*** Records for the exercise

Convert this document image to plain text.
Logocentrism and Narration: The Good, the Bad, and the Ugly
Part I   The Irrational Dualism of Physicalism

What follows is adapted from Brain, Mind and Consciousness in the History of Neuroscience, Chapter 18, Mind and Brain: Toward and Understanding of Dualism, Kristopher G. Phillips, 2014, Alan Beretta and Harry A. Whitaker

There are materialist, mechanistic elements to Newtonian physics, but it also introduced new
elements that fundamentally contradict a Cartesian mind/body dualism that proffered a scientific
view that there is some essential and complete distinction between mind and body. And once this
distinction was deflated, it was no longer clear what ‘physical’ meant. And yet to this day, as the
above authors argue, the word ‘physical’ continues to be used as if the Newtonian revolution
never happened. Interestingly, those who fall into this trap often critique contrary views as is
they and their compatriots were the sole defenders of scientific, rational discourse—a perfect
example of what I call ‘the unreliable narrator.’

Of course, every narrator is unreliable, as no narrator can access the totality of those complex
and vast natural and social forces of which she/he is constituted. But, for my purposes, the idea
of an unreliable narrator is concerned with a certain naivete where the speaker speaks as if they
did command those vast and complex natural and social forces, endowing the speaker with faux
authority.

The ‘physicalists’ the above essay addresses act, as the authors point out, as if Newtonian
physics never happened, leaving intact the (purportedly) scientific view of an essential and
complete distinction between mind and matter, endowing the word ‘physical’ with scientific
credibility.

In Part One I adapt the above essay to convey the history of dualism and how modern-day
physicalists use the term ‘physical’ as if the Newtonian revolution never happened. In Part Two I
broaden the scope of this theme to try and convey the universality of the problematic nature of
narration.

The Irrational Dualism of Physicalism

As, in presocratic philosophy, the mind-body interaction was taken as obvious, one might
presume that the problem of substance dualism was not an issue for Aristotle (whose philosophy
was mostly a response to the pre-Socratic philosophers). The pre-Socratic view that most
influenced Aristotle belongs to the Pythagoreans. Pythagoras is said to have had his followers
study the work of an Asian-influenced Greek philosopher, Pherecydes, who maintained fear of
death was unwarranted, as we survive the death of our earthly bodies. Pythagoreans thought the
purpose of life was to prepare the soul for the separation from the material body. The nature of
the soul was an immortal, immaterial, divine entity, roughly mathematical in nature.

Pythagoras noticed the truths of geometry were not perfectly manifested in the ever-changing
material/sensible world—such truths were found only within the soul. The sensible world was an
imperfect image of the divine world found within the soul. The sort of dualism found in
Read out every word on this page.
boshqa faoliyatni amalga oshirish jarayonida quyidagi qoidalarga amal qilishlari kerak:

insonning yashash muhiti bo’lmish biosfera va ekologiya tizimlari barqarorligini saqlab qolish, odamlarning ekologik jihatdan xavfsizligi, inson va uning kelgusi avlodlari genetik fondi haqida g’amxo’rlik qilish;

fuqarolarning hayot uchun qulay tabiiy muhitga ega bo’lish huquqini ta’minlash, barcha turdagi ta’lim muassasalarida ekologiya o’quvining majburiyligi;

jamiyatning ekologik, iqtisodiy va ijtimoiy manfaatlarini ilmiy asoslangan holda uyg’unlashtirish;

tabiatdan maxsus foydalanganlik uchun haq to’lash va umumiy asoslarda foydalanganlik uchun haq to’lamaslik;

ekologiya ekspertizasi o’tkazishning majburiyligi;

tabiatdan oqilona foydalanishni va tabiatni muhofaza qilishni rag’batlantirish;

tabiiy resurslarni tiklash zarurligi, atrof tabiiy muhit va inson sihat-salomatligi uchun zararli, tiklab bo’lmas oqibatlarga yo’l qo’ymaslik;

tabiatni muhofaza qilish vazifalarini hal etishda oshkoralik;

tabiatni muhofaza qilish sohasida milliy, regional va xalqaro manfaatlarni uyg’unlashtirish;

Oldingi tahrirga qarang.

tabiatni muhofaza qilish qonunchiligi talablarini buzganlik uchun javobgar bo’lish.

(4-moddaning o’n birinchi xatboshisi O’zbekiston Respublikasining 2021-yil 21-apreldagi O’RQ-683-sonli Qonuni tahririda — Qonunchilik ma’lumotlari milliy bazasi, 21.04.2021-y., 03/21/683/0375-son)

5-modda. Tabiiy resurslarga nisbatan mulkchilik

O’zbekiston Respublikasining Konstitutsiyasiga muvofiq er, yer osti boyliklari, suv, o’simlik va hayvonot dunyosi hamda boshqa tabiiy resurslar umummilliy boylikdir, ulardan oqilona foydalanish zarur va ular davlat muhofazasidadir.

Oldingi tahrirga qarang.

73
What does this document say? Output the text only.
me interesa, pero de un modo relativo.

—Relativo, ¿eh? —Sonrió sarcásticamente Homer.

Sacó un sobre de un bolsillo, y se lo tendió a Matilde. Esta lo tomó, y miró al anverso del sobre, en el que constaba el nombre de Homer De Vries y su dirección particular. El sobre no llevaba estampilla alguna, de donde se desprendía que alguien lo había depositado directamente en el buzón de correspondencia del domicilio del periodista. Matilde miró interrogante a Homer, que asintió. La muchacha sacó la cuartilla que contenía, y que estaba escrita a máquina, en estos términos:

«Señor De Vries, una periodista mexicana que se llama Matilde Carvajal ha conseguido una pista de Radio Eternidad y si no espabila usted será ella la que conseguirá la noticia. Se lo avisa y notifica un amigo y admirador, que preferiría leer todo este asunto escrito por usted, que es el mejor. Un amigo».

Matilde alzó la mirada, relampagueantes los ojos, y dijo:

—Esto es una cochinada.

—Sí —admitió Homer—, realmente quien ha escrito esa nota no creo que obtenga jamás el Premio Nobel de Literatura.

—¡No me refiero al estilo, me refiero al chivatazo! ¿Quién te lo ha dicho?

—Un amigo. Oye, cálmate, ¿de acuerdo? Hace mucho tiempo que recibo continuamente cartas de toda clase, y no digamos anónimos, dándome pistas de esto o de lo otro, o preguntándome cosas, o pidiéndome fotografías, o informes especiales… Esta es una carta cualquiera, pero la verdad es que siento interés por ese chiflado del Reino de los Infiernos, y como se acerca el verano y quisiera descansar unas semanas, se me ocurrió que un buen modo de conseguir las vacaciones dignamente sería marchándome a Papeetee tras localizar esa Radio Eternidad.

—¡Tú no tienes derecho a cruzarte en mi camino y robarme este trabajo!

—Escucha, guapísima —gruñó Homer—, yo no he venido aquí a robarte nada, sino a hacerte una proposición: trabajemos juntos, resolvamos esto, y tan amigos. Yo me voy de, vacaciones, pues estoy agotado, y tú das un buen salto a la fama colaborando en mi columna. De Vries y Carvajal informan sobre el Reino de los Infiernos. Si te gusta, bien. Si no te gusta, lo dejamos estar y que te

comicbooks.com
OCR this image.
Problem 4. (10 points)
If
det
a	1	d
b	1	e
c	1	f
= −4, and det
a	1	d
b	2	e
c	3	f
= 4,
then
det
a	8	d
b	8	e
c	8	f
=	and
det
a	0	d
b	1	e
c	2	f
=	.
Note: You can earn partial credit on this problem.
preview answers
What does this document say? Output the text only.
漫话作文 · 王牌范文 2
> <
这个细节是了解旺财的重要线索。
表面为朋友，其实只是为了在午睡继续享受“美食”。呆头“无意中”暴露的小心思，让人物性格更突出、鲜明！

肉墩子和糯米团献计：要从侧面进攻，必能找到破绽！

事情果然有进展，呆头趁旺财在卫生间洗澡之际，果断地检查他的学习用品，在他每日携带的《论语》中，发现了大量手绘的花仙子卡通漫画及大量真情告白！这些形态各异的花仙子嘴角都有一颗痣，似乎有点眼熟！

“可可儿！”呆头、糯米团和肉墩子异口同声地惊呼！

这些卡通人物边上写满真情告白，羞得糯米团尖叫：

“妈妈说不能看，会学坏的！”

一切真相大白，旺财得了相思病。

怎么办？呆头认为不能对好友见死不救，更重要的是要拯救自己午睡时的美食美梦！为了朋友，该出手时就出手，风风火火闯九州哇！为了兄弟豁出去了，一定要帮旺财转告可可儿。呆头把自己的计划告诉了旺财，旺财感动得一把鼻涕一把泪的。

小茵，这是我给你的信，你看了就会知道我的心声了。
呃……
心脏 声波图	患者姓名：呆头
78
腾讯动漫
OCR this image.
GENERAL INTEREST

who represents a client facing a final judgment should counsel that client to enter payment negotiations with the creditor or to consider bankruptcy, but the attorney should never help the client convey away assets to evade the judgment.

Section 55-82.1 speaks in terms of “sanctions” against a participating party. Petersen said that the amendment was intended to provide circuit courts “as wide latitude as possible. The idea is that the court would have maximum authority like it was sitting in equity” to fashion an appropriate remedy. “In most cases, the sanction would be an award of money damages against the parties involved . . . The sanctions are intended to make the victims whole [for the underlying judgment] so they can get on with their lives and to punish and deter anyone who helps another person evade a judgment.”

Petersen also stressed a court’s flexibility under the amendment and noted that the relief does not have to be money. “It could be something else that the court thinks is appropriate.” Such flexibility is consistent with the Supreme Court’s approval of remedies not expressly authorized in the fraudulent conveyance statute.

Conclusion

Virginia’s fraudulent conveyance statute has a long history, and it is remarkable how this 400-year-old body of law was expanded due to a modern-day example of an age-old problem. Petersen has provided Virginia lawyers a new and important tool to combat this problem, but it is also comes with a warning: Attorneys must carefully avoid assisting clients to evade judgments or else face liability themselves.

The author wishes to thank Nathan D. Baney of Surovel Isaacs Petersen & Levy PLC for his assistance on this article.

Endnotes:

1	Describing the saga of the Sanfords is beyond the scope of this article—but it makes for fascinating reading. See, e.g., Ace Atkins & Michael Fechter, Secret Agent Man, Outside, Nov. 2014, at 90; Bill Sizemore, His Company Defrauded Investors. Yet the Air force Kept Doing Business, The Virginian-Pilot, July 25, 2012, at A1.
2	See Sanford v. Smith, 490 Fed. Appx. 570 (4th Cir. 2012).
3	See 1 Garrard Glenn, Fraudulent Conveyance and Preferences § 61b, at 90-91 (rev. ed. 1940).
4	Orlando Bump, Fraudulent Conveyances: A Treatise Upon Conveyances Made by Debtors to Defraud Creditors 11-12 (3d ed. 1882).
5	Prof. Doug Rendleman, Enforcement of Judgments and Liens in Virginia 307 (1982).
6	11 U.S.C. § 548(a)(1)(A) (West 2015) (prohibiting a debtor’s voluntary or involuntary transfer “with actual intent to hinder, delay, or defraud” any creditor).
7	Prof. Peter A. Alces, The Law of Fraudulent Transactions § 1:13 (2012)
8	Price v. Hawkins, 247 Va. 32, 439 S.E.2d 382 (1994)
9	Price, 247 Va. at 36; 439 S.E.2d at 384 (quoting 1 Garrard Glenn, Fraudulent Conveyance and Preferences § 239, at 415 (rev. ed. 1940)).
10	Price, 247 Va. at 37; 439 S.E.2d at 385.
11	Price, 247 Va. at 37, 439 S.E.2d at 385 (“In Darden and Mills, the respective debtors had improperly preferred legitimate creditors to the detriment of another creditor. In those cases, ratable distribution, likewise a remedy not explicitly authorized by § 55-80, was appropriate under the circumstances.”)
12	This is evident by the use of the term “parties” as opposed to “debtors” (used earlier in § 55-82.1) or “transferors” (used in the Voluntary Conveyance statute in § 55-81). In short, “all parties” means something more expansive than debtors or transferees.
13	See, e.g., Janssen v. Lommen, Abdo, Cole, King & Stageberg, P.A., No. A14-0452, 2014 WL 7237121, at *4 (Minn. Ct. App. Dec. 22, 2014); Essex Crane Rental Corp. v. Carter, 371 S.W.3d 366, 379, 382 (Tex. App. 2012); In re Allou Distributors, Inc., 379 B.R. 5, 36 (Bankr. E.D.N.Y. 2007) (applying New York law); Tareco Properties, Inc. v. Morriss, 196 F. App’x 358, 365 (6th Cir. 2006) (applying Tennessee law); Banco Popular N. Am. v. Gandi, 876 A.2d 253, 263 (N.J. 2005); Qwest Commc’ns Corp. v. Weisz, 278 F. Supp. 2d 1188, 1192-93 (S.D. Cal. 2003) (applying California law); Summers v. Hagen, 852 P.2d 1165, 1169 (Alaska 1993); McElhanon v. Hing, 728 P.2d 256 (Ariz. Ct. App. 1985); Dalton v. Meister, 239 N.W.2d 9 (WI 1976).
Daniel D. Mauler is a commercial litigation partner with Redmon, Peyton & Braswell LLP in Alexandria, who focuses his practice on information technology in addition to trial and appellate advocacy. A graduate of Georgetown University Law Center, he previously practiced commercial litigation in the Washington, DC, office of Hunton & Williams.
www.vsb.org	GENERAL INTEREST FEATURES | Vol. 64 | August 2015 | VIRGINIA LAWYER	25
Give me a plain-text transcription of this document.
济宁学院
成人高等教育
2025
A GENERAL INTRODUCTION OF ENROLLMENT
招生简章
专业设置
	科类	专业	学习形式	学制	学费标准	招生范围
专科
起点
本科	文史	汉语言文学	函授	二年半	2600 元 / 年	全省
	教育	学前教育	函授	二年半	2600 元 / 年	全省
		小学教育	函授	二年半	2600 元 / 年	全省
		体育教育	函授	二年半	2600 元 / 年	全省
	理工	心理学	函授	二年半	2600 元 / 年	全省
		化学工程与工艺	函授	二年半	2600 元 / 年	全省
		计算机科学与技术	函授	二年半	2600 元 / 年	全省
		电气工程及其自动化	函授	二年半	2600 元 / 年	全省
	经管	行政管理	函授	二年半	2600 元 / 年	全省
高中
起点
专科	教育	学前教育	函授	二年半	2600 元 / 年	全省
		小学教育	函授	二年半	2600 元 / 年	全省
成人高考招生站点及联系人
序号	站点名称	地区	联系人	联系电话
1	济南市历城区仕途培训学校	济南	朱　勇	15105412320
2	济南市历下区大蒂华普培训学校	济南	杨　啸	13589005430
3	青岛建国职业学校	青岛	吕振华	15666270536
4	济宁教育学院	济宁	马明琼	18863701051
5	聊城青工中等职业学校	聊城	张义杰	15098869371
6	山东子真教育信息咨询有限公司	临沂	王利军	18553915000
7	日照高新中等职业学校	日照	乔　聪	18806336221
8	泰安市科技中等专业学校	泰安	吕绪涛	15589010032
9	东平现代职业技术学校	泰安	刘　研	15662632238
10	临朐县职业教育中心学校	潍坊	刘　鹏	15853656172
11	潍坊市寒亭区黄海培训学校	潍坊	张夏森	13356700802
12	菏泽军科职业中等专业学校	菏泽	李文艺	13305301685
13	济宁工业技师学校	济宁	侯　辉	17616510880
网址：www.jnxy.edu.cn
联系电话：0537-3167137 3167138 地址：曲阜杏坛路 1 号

******

• [Exercise requirements]: Search the preceding listing for the word "forces" and pull out every line that holds it.

• [Task output]:
and vast natural and social forces of which she/he is constituted. But, for my purposes, the idea
did command those vast and complex natural and social forces, endowing the speaker with faux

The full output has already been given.